▸ STATED EXERCISE:
Return the material exactly as supplied, apart from the pictures, which are omitted.

---------------

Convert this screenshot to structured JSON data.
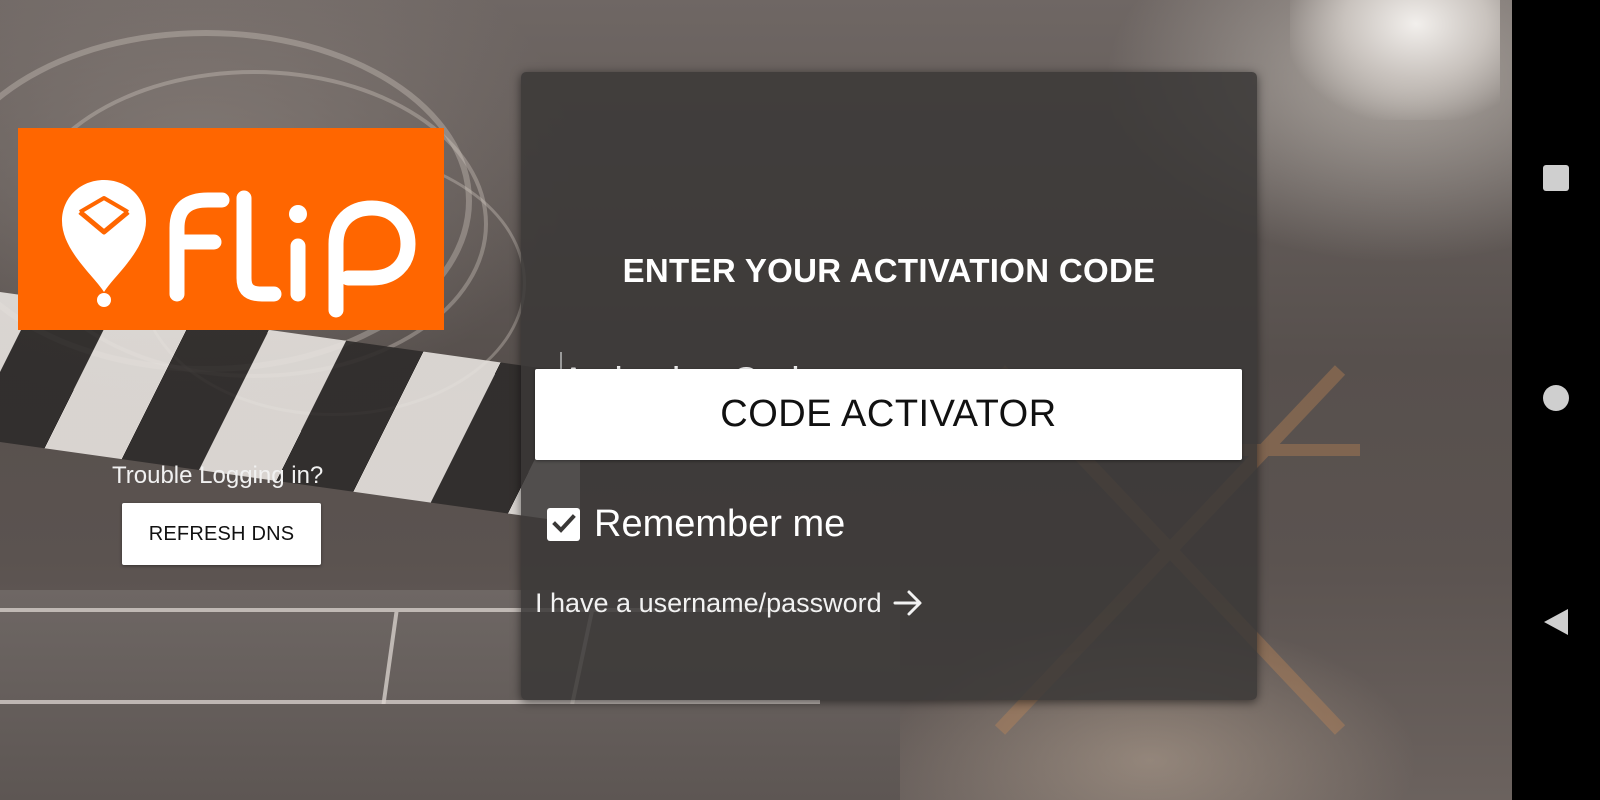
{
  "logo": {
    "text": "FLIP",
    "background_color": "#ff6600",
    "icon": "envelope-pin-icon"
  },
  "left_panel": {
    "trouble_text": "Trouble Logging in?",
    "refresh_label": "REFRESH DNS"
  },
  "card": {
    "title": "ENTER YOUR ACTIVATION CODE",
    "input_placeholder": "Activation Code",
    "input_value": "",
    "activate_label": "CODE ACTIVATOR",
    "remember_label": "Remember me",
    "remember_checked": true,
    "alt_login_label": "I have a username/password",
    "alt_login_icon": "arrow-right-icon",
    "accent_color": "#e8397c"
  },
  "navbar": {
    "buttons": [
      {
        "icon": "recents-square-icon"
      },
      {
        "icon": "home-circle-icon"
      },
      {
        "icon": "back-triangle-icon"
      }
    ]
  }
}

---------------

▸ ANSWER TO THE TASK:
Convert this screenshot to structured JSON data.
{
  "logo": {
    "text": "FLIP",
    "background_color": "#ff6600",
    "icon": "envelope-pin-icon"
  },
  "left_panel": {
    "trouble_text": "Trouble Logging in?",
    "refresh_label": "REFRESH DNS"
  },
  "card": {
    "title": "ENTER YOUR ACTIVATION CODE",
    "input_placeholder": "Activation Code",
    "input_value": "",
    "activate_label": "CODE ACTIVATOR",
    "remember_label": "Remember me",
    "remember_checked": true,
    "alt_login_label": "I have a username/password",
    "alt_login_icon": "arrow-right-icon",
    "accent_color": "#e8397c"
  },
  "navbar": {
    "buttons": [
      {
        "icon": "recents-square-icon"
      },
      {
        "icon": "home-circle-icon"
      },
      {
        "icon": "back-triangle-icon"
      }
    ]
  }
}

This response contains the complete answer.